==== Extracted records ====

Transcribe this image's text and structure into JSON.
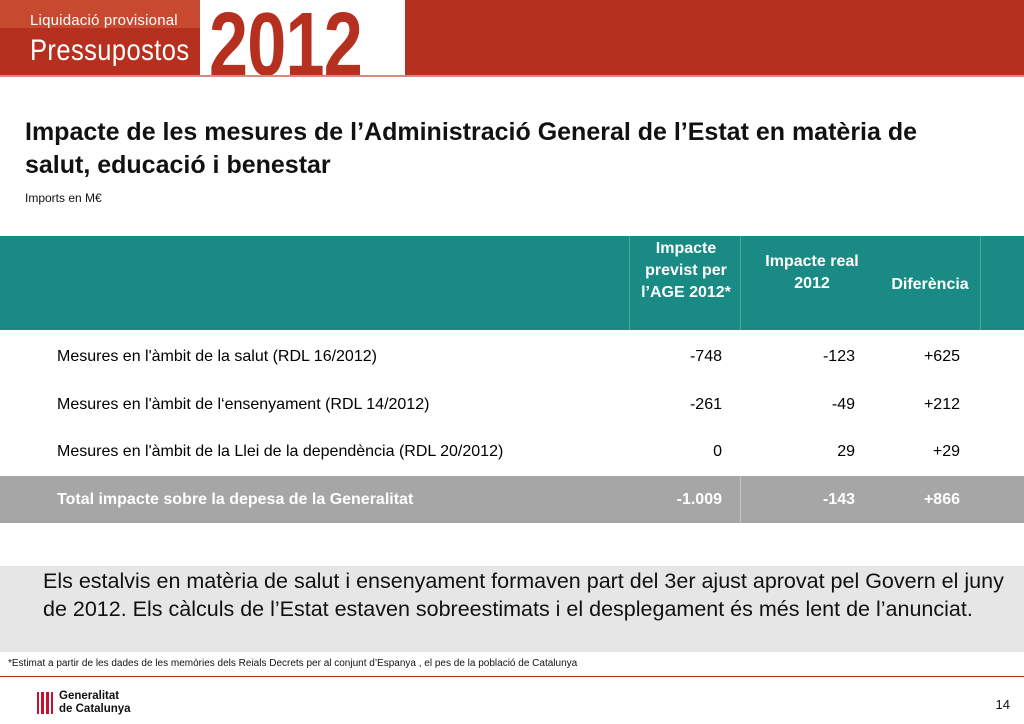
{
  "header": {
    "subtitle": "Liquidació provisional",
    "title": "Pressupostos",
    "year": "2012"
  },
  "page": {
    "title": "Impacte de les mesures de l’Administració General de l’Estat en matèria de salut, educació i benestar",
    "units": "Imports en M€"
  },
  "table": {
    "headers": [
      "Impacte previst per l’AGE 2012*",
      "Impacte real 2012",
      "Diferència"
    ],
    "rows": [
      {
        "label": "Mesures en l'àmbit de la salut  (RDL 16/2012)",
        "previst": "-748",
        "real": "-123",
        "diferencia": "+625"
      },
      {
        "label": "Mesures en l'àmbit de l‘ensenyament (RDL 14/2012)",
        "previst": "-261",
        "real": "-49",
        "diferencia": "+212"
      },
      {
        "label": "Mesures en l'àmbit de la Llei de la dependència (RDL 20/2012)",
        "previst": "0",
        "real": "29",
        "diferencia": "+29"
      }
    ],
    "total": {
      "label": "Total impacte sobre la depesa de la Generalitat",
      "previst": "-1.009",
      "real": "-143",
      "diferencia": "+866"
    }
  },
  "note": "Els estalvis en matèria de salut i ensenyament formaven part del 3er ajust aprovat pel Govern el juny de 2012. Els càlculs de l’Estat estaven sobreestimats i el desplegament és més lent de l’anunciat.",
  "footnote": "*Estimat a partir de les dades de les memòries dels Reials Decrets per al conjunt d’Espanya , el pes de la població de Catalunya",
  "footer": {
    "logo_line1": "Generalitat",
    "logo_line2": "de Catalunya",
    "page_number": "14"
  },
  "colors": {
    "brand_red": "#b5301f",
    "table_header": "#1a8a84",
    "total_row": "#a6a6a6",
    "note_bg": "#e6e6e6"
  }
}
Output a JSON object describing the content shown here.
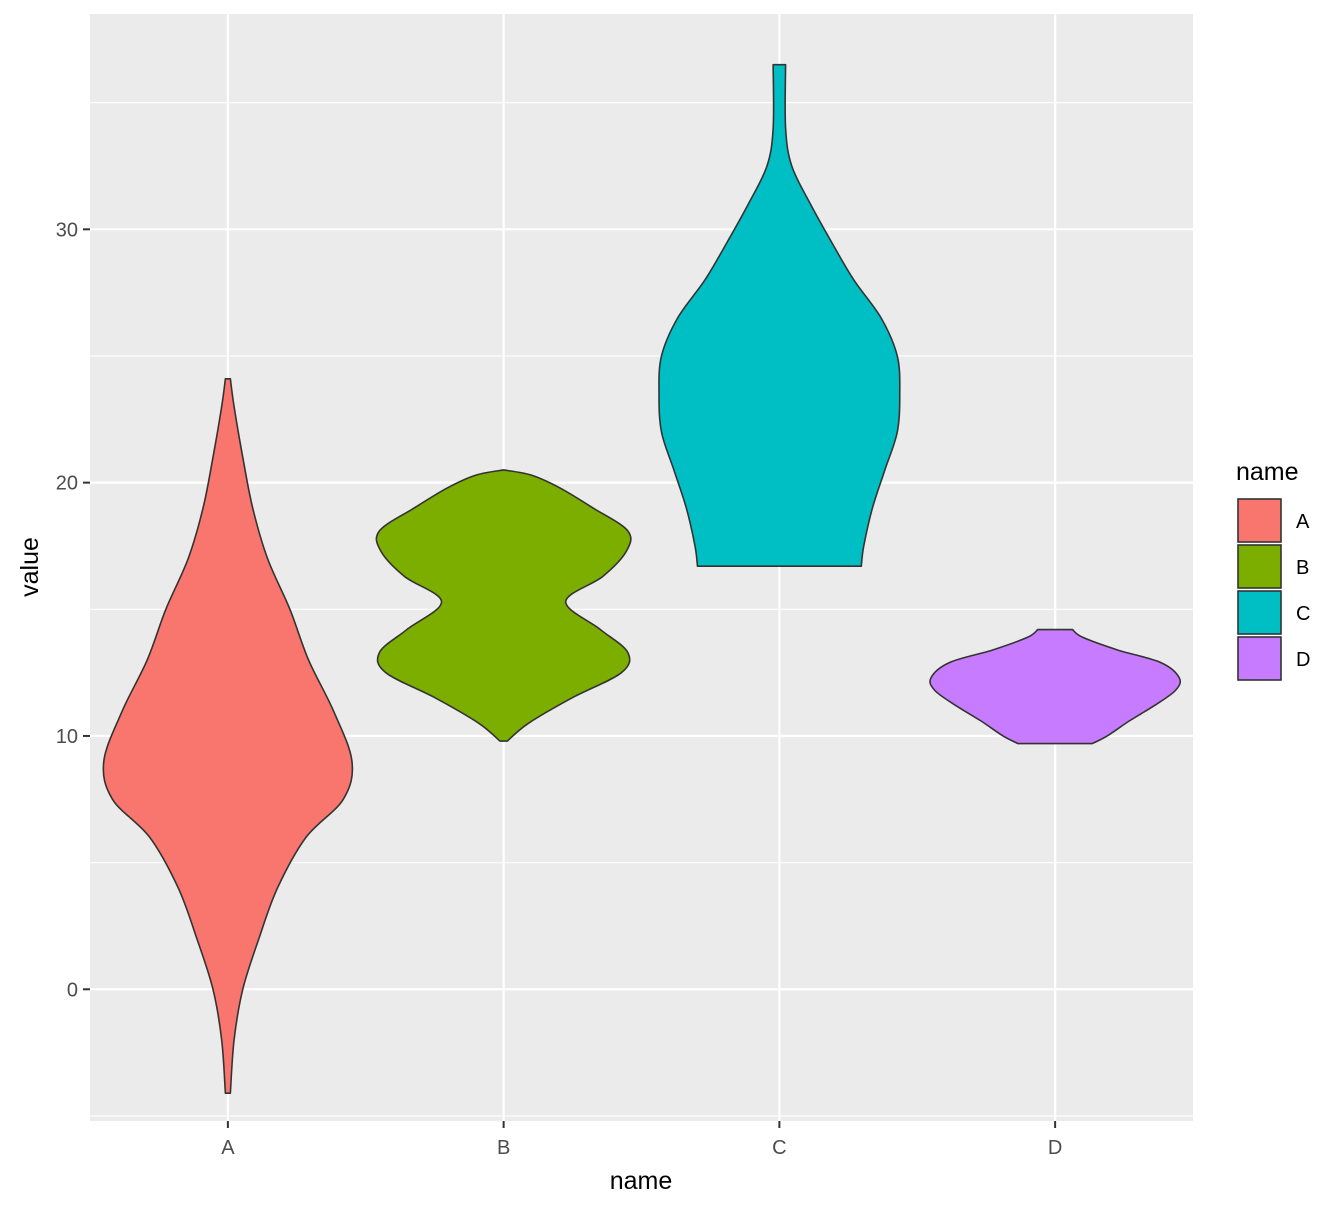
{
  "chart_data": {
    "type": "violin",
    "xlabel": "name",
    "ylabel": "value",
    "categories": [
      "A",
      "B",
      "C",
      "D"
    ],
    "ylim": [
      -5.2,
      38.5
    ],
    "y_ticks": [
      0,
      10,
      20,
      30
    ],
    "y_tick_labels": [
      "0",
      "10",
      "20",
      "30"
    ],
    "grid": true,
    "legend": {
      "title": "name",
      "position": "right",
      "entries": [
        "A",
        "B",
        "C",
        "D"
      ]
    },
    "colors": {
      "A": "#F8766D",
      "B": "#7CAE00",
      "C": "#00BFC4",
      "D": "#C77CFF",
      "panel": "#EBEBEB",
      "grid": "#FFFFFF",
      "outline": "#333333"
    },
    "series": [
      {
        "name": "A",
        "y_range": [
          -4.1,
          24.1
        ],
        "profile": [
          [
            -4.1,
            0.02
          ],
          [
            -2,
            0.05
          ],
          [
            0,
            0.12
          ],
          [
            2,
            0.25
          ],
          [
            4,
            0.4
          ],
          [
            6,
            0.63
          ],
          [
            7.5,
            0.93
          ],
          [
            9,
            1.0
          ],
          [
            11,
            0.85
          ],
          [
            13,
            0.65
          ],
          [
            15,
            0.5
          ],
          [
            17,
            0.32
          ],
          [
            19,
            0.2
          ],
          [
            21,
            0.12
          ],
          [
            23,
            0.05
          ],
          [
            24.1,
            0.02
          ]
        ]
      },
      {
        "name": "B",
        "y_range": [
          9.8,
          20.5
        ],
        "profile": [
          [
            9.8,
            0.03
          ],
          [
            10.5,
            0.2
          ],
          [
            11.5,
            0.55
          ],
          [
            12.5,
            0.95
          ],
          [
            13.3,
            1.0
          ],
          [
            14.2,
            0.78
          ],
          [
            15.3,
            0.5
          ],
          [
            16.3,
            0.8
          ],
          [
            17.3,
            0.99
          ],
          [
            18.1,
            1.0
          ],
          [
            19,
            0.72
          ],
          [
            19.8,
            0.45
          ],
          [
            20.3,
            0.22
          ],
          [
            20.5,
            0.0
          ]
        ]
      },
      {
        "name": "C",
        "y_range": [
          16.7,
          36.5
        ],
        "profile": [
          [
            16.7,
            0.66
          ],
          [
            17.5,
            0.68
          ],
          [
            19,
            0.75
          ],
          [
            20.5,
            0.85
          ],
          [
            22,
            0.95
          ],
          [
            23.5,
            0.97
          ],
          [
            25,
            0.95
          ],
          [
            26.5,
            0.82
          ],
          [
            28,
            0.6
          ],
          [
            29.5,
            0.42
          ],
          [
            31,
            0.25
          ],
          [
            32.5,
            0.1
          ],
          [
            34,
            0.05
          ],
          [
            36.5,
            0.05
          ]
        ]
      },
      {
        "name": "D",
        "y_range": [
          9.7,
          14.2
        ],
        "profile": [
          [
            9.7,
            0.3
          ],
          [
            10.0,
            0.42
          ],
          [
            10.6,
            0.6
          ],
          [
            11.2,
            0.8
          ],
          [
            11.8,
            0.97
          ],
          [
            12.3,
            1.0
          ],
          [
            12.9,
            0.85
          ],
          [
            13.4,
            0.5
          ],
          [
            13.9,
            0.22
          ],
          [
            14.2,
            0.14
          ]
        ]
      }
    ]
  }
}
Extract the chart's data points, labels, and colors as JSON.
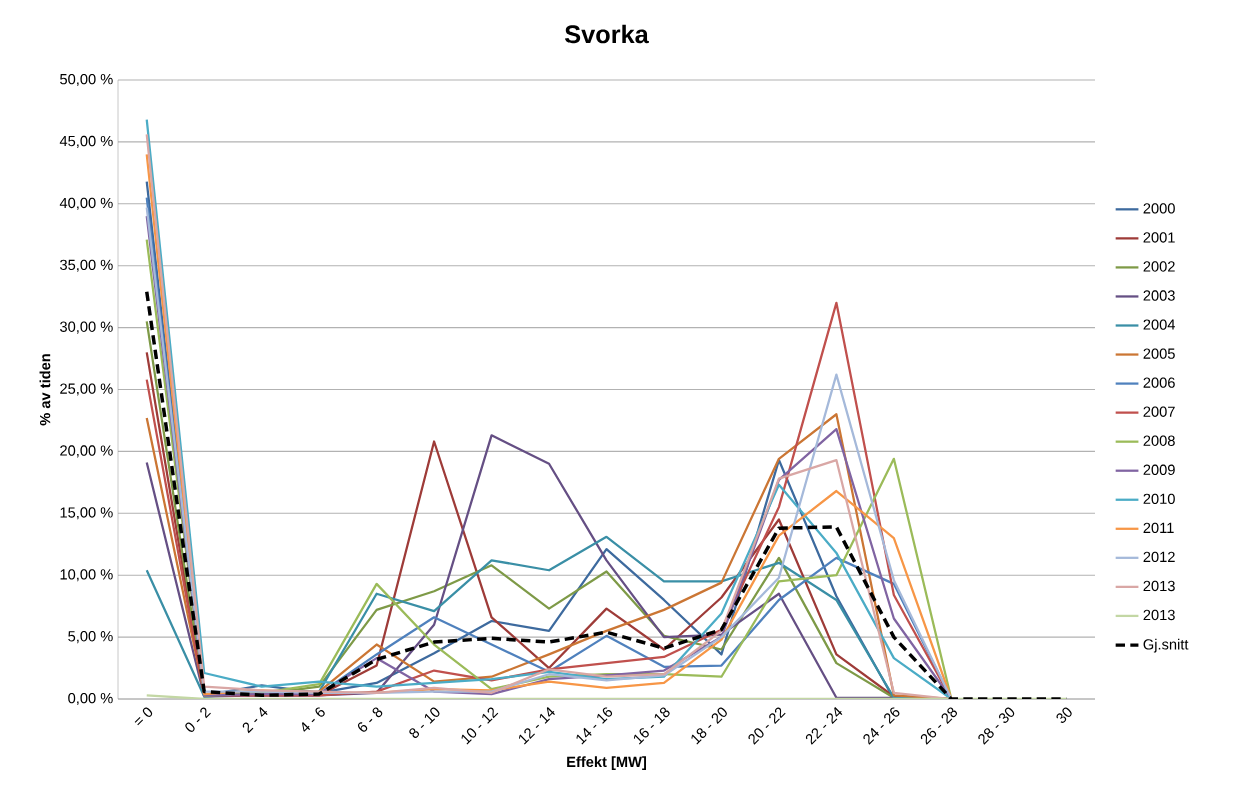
{
  "chart_data": {
    "type": "line",
    "title": "Svorka",
    "xlabel": "Effekt [MW]",
    "ylabel": "% av tiden",
    "categories": [
      "= 0",
      "0 - 2",
      "2 - 4",
      "4 - 6",
      "6 - 8",
      "8 - 10",
      "10 - 12",
      "12 - 14",
      "14 - 16",
      "16 - 18",
      "18 - 20",
      "20 - 22",
      "22 - 24",
      "24 - 26",
      "26 - 28",
      "28 - 30",
      "30"
    ],
    "ylim": [
      0,
      50
    ],
    "yticks": [
      {
        "value": 0,
        "label": "0,00 %"
      },
      {
        "value": 5,
        "label": "5,00 %"
      },
      {
        "value": 10,
        "label": "10,00 %"
      },
      {
        "value": 15,
        "label": "15,00 %"
      },
      {
        "value": 20,
        "label": "20,00 %"
      },
      {
        "value": 25,
        "label": "25,00 %"
      },
      {
        "value": 30,
        "label": "30,00 %"
      },
      {
        "value": 35,
        "label": "35,00 %"
      },
      {
        "value": 40,
        "label": "40,00 %"
      },
      {
        "value": 45,
        "label": "45,00 %"
      },
      {
        "value": 50,
        "label": "50,00 %"
      }
    ],
    "grid": "y",
    "legend": "right",
    "series": [
      {
        "name": "2000",
        "color": "#3d6a9e",
        "values": [
          41.8,
          0.3,
          1.1,
          0.5,
          1.3,
          3.7,
          6.3,
          5.5,
          12.1,
          8.0,
          3.6,
          19.3,
          8.3,
          0,
          0,
          null,
          null
        ]
      },
      {
        "name": "2001",
        "color": "#9e3b38",
        "values": [
          28.0,
          0.3,
          0.3,
          0.3,
          2.7,
          20.8,
          6.6,
          2.5,
          7.3,
          4.0,
          8.2,
          14.5,
          3.6,
          0.2,
          0,
          null,
          null
        ]
      },
      {
        "name": "2002",
        "color": "#7e9a47",
        "values": [
          30.5,
          0.3,
          0.4,
          1.0,
          7.2,
          8.7,
          10.8,
          7.3,
          10.3,
          5.1,
          4.0,
          11.4,
          2.9,
          0.1,
          0,
          null,
          null
        ]
      },
      {
        "name": "2003",
        "color": "#654f84",
        "values": [
          19.1,
          0.2,
          0.3,
          0.3,
          0.5,
          6.0,
          21.3,
          19.0,
          11.2,
          5.0,
          5.2,
          8.5,
          0.1,
          0.1,
          0,
          null,
          null
        ]
      },
      {
        "name": "2004",
        "color": "#3a8fa6",
        "values": [
          10.4,
          0.2,
          0.5,
          0.6,
          8.5,
          7.1,
          11.2,
          10.4,
          13.1,
          9.5,
          9.5,
          11.0,
          8.0,
          0.1,
          0,
          null,
          null
        ]
      },
      {
        "name": "2005",
        "color": "#cb7634",
        "values": [
          22.7,
          0.4,
          0.5,
          0.6,
          4.4,
          1.4,
          1.8,
          3.6,
          5.5,
          7.2,
          9.4,
          19.4,
          23.0,
          0.3,
          0,
          null,
          null
        ]
      },
      {
        "name": "2006",
        "color": "#4f81bd",
        "values": [
          40.5,
          0.3,
          0.6,
          0.4,
          3.6,
          6.6,
          4.4,
          2.2,
          5.1,
          2.6,
          2.7,
          8.0,
          11.4,
          9.3,
          0,
          null,
          null
        ]
      },
      {
        "name": "2007",
        "color": "#c0504d",
        "values": [
          25.8,
          0.3,
          0.3,
          0.3,
          0.6,
          2.3,
          1.5,
          2.4,
          2.9,
          3.4,
          5.6,
          15.5,
          32.0,
          8.4,
          0,
          null,
          null
        ]
      },
      {
        "name": "2008",
        "color": "#9bbb59",
        "values": [
          37.1,
          0.3,
          0.5,
          1.2,
          9.3,
          4.4,
          0.8,
          1.8,
          2.0,
          2.0,
          1.8,
          9.5,
          10.0,
          19.4,
          0,
          null,
          null
        ]
      },
      {
        "name": "2009",
        "color": "#8064a2",
        "values": [
          39.0,
          0.3,
          0.4,
          0.4,
          3.3,
          0.6,
          0.4,
          1.6,
          1.9,
          2.3,
          5.0,
          17.7,
          21.8,
          6.5,
          0,
          null,
          null
        ]
      },
      {
        "name": "2010",
        "color": "#4bacc6",
        "values": [
          46.8,
          2.1,
          1.0,
          1.4,
          1.0,
          1.3,
          1.6,
          2.2,
          1.6,
          1.8,
          6.9,
          17.3,
          11.8,
          3.3,
          0,
          null,
          null
        ]
      },
      {
        "name": "2011",
        "color": "#f79646",
        "values": [
          44.0,
          0.4,
          0.7,
          0.5,
          0.5,
          0.8,
          0.7,
          1.4,
          0.9,
          1.3,
          4.8,
          13.2,
          16.8,
          13.0,
          0,
          null,
          null
        ]
      },
      {
        "name": "2012",
        "color": "#a5b9da",
        "values": [
          39.7,
          0.6,
          0.6,
          0.5,
          0.5,
          0.6,
          0.6,
          2.0,
          1.5,
          1.9,
          5.0,
          9.8,
          26.2,
          9.6,
          0,
          null,
          null
        ]
      },
      {
        "name": "2013",
        "color": "#d9a7a5",
        "values": [
          45.6,
          1.0,
          0.7,
          0.6,
          0.5,
          0.9,
          0.5,
          2.4,
          1.8,
          2.0,
          5.5,
          17.8,
          19.3,
          0.5,
          0,
          null,
          null
        ]
      },
      {
        "name": "2013",
        "color": "#c3d7a4",
        "values": [
          0.3,
          0,
          0,
          0,
          0,
          0,
          0,
          0,
          0,
          0,
          0,
          0,
          0,
          0,
          0,
          0,
          0
        ]
      },
      {
        "name": "Gj.snitt",
        "color": "#000000",
        "line_style": "dashed",
        "values": [
          32.9,
          0.6,
          0.3,
          0.4,
          3.2,
          4.6,
          4.9,
          4.6,
          5.4,
          4.1,
          5.6,
          13.8,
          13.9,
          5.0,
          0,
          0,
          0
        ]
      }
    ]
  }
}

====

## [Task brief]
State the count of lines that contain the string "real". Nothing else is needed.

## [Task response]
5